▸ What to work on
Lines that contain the string "background" are to be copied; leave out all others.

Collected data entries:
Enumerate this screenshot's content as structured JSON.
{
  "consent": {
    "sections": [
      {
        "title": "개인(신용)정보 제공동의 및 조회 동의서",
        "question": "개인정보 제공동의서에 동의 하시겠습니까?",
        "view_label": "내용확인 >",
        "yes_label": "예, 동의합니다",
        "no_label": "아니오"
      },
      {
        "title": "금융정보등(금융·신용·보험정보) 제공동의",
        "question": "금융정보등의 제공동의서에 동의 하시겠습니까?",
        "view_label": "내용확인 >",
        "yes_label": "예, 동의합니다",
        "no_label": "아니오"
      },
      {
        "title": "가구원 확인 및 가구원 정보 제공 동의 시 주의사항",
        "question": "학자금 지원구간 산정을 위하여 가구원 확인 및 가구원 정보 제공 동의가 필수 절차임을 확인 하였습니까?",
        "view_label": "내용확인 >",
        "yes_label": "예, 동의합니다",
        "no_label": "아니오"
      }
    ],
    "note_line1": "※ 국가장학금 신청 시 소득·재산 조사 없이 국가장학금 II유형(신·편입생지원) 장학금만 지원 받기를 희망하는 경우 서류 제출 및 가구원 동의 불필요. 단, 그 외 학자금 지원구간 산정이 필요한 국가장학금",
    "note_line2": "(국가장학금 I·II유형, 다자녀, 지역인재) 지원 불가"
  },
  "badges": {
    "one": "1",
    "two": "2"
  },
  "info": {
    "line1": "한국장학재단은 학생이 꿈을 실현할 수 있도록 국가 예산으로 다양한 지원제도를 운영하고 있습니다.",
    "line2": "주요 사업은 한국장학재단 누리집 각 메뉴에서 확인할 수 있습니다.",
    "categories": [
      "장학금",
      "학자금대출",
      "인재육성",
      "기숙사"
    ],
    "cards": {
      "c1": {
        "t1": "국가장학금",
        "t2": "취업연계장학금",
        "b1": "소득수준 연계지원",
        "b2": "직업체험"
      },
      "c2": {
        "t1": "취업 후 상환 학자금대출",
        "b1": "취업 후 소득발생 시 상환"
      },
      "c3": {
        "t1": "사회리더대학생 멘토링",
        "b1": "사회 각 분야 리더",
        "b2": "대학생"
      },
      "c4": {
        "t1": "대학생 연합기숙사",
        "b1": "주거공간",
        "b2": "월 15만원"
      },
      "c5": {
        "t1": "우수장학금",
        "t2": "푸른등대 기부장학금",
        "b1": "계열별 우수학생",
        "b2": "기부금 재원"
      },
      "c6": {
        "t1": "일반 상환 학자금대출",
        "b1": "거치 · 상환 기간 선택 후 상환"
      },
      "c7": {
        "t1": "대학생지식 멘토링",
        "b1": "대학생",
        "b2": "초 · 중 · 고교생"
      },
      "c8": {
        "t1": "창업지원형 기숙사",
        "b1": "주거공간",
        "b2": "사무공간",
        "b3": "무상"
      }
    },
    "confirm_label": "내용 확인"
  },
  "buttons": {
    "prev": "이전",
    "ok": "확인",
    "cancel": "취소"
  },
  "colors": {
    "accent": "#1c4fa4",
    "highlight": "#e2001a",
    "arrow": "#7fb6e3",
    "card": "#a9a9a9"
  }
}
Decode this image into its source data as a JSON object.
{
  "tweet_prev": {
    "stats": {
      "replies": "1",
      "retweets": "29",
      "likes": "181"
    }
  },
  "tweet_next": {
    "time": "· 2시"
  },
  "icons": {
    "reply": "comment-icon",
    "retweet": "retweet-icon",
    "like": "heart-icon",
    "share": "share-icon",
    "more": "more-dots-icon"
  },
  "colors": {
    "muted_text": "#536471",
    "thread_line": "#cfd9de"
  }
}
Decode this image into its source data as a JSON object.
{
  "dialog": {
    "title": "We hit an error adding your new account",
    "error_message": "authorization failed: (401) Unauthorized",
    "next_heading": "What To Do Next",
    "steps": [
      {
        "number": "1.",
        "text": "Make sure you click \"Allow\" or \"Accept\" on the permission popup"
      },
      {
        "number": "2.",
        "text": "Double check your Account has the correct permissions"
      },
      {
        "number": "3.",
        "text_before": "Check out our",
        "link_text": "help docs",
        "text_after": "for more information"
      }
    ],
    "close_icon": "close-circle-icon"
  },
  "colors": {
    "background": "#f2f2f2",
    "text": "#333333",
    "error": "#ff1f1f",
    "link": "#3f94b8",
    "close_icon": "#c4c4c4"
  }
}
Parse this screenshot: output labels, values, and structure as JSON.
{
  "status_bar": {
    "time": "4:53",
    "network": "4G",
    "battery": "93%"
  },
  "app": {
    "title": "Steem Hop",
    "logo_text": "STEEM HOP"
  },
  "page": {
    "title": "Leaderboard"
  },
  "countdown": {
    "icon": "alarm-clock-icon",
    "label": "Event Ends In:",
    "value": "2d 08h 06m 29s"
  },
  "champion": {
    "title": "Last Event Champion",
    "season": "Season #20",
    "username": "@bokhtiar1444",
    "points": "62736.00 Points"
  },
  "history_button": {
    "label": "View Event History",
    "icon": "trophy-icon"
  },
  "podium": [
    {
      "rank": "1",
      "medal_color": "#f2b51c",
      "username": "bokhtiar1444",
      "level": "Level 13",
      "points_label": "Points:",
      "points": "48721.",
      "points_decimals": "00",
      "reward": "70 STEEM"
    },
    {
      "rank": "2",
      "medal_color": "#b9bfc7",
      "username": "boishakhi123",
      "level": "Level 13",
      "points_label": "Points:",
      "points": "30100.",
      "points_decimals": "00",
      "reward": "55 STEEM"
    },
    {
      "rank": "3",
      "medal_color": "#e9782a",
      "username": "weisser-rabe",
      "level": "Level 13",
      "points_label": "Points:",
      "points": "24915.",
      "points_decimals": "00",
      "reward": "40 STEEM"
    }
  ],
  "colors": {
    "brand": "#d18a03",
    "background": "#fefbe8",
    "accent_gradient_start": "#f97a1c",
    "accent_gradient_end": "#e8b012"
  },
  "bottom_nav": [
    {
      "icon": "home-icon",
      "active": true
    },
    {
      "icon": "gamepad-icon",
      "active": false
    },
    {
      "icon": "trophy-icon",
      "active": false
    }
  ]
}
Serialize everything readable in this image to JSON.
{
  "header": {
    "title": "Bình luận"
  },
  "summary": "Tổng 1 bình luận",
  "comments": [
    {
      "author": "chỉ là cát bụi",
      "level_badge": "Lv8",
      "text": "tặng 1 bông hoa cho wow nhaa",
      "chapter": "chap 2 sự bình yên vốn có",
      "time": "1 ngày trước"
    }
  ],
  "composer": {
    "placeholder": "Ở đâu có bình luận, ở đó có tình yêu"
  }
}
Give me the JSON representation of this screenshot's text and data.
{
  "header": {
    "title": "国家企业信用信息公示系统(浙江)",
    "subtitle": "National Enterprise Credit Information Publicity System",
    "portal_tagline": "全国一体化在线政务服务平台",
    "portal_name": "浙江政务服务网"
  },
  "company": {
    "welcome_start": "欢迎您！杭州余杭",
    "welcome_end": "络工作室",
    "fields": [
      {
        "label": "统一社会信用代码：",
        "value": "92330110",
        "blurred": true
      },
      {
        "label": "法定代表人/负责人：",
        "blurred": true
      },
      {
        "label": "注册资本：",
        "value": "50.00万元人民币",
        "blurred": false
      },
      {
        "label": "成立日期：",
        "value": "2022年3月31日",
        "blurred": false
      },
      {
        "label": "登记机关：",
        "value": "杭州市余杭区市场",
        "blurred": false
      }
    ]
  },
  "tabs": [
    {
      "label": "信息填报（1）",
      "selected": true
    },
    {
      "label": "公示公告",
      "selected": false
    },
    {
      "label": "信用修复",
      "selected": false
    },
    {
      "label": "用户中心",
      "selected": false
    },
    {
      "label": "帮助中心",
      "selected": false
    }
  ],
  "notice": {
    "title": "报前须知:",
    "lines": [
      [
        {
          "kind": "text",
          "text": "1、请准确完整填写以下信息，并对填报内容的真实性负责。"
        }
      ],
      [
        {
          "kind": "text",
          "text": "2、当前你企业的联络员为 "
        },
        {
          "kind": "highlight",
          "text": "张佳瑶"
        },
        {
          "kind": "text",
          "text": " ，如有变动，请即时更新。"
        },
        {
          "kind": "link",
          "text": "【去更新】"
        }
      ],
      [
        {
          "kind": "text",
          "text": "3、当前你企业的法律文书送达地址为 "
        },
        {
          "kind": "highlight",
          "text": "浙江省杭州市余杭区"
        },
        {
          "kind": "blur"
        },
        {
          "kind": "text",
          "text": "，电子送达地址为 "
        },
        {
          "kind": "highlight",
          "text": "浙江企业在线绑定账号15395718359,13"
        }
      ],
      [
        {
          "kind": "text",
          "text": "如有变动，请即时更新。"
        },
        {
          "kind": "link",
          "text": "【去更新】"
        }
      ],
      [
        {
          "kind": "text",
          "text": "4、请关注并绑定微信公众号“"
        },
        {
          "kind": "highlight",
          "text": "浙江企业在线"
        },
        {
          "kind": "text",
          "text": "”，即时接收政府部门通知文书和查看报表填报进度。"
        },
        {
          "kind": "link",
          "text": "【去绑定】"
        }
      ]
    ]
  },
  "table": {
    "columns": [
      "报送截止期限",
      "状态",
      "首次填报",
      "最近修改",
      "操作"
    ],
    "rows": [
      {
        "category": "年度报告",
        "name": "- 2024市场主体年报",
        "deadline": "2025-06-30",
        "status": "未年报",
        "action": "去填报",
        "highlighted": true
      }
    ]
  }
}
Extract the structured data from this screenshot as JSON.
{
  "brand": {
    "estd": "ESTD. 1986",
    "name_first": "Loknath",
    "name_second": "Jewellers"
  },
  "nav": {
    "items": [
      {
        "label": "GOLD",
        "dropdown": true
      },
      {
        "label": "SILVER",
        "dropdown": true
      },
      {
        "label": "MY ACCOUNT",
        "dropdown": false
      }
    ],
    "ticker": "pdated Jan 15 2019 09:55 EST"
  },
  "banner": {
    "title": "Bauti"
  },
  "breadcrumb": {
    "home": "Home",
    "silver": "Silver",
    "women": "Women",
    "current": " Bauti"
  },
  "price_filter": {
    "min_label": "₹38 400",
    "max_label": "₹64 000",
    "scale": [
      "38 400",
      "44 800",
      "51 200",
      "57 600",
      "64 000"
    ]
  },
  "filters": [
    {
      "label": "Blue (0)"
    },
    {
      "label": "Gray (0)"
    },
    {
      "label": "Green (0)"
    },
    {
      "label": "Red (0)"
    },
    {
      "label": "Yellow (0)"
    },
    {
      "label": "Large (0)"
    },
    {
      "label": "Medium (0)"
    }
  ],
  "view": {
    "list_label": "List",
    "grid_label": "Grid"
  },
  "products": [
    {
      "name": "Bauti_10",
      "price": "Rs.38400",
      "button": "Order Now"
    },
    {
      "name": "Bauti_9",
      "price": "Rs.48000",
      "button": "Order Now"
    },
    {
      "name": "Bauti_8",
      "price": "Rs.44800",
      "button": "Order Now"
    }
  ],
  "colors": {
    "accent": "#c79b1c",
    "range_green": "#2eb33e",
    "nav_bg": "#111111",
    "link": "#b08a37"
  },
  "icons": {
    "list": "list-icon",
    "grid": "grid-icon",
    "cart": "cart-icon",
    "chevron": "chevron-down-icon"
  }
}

▸ The result
    "background": "#f2f2f2",
    "background": "#fefbe8",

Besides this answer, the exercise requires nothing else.